Parts of the exercise
(a) Reproduce the passage of the text about Myanmar's former political prisoners starting with "At the Association" and going on through "died, Bo Kyi said.".
(b) Pick up the text about Myanmar's former political prisoners after its final sentence and write what comes next.

[Opening Text provided section]

Documentation was critical, said Bo Kyi of the prisoners' association. In Myanmar, people were afraid to keep records during the junta's rule as they could be used as evidence in prosecutions, he explained. "We need to record what happened," he said. "If we don't, in 20 or 30 years people will forget."
At the Association of Southeast Asian Nations' People's Forum in Yangon in March, which drew thousands of participants, the prisoners' association set up mock prison cells, displayed tools of torture, and commemorated the 179 dissidents who died in prison. It was the association's most extensive public display yet.
The former prisoners also wanted a public memorial, a public apology and compensation for the families of those who died, Bo Kyi said.
He remains extremely cautious outside of prison. If he lends money to a friend, he does not ask what it will be used for. If it is spent to attend a protest, he could be accused of funding it, he explained.
Members were not seeking retribution, Bo Kyi said. "We don't want them to have to experience what we did," he said. "Whether they like it or not and whether we like it or not, we have to solve the country's problems together."
Like many of the former prisoners interviewed, he said he was prepared to return to prison. "You need to prepare your mind to go back; if you don't you will go mad," he said. "If I go back I will be placed in a special, extreme isolation cell."

[Closing Text provided section]
[Opening Data excerpts section]

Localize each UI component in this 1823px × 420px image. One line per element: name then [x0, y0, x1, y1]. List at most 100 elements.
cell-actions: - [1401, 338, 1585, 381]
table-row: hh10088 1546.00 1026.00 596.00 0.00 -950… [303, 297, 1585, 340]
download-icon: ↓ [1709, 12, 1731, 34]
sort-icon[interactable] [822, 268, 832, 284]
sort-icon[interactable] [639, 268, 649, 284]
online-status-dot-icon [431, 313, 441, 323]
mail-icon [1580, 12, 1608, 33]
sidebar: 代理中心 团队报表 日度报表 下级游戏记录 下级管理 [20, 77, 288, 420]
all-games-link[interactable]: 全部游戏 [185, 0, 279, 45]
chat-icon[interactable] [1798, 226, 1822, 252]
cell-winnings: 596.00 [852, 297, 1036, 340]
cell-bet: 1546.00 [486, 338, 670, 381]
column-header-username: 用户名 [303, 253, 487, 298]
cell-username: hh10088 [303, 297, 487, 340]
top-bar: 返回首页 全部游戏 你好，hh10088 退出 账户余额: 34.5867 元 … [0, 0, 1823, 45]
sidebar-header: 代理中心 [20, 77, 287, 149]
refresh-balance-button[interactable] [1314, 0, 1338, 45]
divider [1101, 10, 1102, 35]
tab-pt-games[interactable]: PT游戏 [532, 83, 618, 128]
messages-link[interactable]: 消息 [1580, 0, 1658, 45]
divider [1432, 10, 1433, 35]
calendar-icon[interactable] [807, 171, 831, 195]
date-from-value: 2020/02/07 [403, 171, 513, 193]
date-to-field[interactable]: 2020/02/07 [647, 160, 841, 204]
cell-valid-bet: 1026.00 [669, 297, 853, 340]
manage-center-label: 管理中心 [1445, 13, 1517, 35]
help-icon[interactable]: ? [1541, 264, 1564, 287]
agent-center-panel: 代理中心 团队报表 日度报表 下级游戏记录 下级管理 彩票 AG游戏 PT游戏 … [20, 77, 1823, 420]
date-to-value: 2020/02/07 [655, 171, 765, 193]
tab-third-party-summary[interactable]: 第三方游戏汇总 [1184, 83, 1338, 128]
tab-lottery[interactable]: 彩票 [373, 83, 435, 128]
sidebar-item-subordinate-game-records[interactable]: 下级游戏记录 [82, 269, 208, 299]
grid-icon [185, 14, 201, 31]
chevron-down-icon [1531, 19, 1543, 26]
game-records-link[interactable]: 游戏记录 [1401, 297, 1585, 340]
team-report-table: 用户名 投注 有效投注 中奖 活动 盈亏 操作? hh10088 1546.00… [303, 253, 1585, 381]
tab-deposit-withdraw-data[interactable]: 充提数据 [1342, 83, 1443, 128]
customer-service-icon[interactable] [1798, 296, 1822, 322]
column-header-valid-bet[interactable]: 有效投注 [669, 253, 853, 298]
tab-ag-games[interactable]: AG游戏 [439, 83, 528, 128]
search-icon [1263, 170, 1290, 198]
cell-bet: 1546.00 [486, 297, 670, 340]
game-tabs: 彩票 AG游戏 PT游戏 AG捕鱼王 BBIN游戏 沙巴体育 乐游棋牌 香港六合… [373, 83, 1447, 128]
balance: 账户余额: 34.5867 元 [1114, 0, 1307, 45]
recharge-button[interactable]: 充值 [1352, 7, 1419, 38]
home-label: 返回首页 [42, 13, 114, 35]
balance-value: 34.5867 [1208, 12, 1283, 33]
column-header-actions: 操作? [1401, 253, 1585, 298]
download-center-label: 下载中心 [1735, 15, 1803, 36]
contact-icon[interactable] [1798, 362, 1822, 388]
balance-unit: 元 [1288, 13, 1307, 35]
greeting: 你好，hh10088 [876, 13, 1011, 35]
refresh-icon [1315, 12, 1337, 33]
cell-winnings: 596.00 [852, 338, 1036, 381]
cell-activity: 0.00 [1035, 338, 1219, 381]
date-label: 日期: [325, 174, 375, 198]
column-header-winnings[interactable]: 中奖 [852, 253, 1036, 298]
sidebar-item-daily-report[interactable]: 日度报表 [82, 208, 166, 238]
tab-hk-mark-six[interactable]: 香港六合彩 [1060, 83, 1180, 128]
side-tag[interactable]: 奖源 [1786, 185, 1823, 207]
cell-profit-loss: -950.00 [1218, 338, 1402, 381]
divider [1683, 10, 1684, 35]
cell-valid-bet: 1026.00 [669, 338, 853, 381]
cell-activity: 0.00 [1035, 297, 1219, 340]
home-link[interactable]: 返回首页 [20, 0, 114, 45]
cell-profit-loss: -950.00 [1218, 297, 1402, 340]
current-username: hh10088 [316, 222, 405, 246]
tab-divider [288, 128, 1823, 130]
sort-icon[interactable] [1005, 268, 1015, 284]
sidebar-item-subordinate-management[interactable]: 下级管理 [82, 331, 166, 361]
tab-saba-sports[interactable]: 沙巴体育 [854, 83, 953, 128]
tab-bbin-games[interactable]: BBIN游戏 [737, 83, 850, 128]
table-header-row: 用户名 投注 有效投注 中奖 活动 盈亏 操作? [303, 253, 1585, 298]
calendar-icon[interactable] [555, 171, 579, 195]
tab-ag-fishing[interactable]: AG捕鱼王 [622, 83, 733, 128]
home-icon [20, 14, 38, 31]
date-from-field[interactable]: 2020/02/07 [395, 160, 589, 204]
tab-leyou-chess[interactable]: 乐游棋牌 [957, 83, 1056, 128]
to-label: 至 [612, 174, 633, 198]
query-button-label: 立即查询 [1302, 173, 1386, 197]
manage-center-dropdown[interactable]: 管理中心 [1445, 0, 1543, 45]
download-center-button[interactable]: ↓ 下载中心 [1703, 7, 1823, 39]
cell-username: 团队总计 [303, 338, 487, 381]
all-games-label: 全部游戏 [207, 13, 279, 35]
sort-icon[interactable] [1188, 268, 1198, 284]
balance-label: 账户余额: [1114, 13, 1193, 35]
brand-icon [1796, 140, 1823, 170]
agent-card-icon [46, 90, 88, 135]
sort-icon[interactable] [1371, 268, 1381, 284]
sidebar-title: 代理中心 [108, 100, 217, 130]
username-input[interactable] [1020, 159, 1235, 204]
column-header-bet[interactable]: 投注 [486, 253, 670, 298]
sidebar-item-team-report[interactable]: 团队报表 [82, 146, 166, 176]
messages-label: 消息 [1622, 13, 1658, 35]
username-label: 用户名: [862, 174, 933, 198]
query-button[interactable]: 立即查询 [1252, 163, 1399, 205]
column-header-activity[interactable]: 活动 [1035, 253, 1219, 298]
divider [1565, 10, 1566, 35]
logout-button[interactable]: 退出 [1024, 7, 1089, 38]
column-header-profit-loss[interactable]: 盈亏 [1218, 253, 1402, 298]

[Closing Data excerpts section]

Solved tasks
(a)
At the Association of Southeast Asian Nations' People's Forum in Yangon in March, which drew thousands of participants, the prisoners' association set up mock prison cells, displayed tools of torture, and commemorated the 179 dissidents who died in prison. It was the association's most extensive public display yet.
The former prisoners also wanted a public memorial, a public apology and compensation for the families of those who died, Bo Kyi said.

(b)
The hour of morning exercise was "the worst kind of punishment", Bo Kyi recalled. Jailers sometimes forced dissidents to hop like frogs and assume yoga positions while their ankles were shackled to a 1.5-metre bar spreading their limbs . Once, he spent two weeks shackled in a 2.4-metre by 3.6-metre punishment cell with four other prisoners. "It took me weeks to learn to walk like a human again," Bo Kyi said.
The men weren't allowed to wash. He said he still can recall the nauseating stench.
Some torture techniques were so common that the prisoners gave them names. One, called "Chinese letters", referred to the bruises left by a group of guards who beat the men multiple times with truncheons on the back and legs. The beatings would repeat daily, sometimes for weeks, until a single whack felt, as one former prisoner put it, "like the first 100".
Win Tin, co-founder of the opposition party, the National League for Democracy, launched the precursor of its newspaper Democracy Wave from Yangon's notorious Insein Prison. It was smuggled out, copied and covertly distributed.
Win Tin spent nearly 20 years in prison, at times in a dog kennel, and was among the first political prisoners to be released through an amnesty before the 2010 elections. The junta described the amnesty as a gesture of "loving kindness".
Advocates had fought for his release since the early 1990s. Using a second-hand computer and a Yahoo e-mail address, Bo Kyi and other former prisoners e-mailed human rights organisations, media and embassies, publicising their plights. The prisoners' association was established in 2004 when the number of political prisoners exceeded 2,100. Saw Thet Tun was released with 246 dissidents.
Before he was released, officers from Special Branch - the former military intelligence unit - asked Saw Thet Tun about his family and political opinions. As a condition of his release he signed a statement promising not to break any law.
He now works as the deputy chief clinical supervisor of a peer-counselling service for torture victims funded by the US Agency for International Development. Victims had been neglected and forgotten, he said. A January vigil to commemorate dissidents who died in prison drew only a single representative of a western embassy, he said.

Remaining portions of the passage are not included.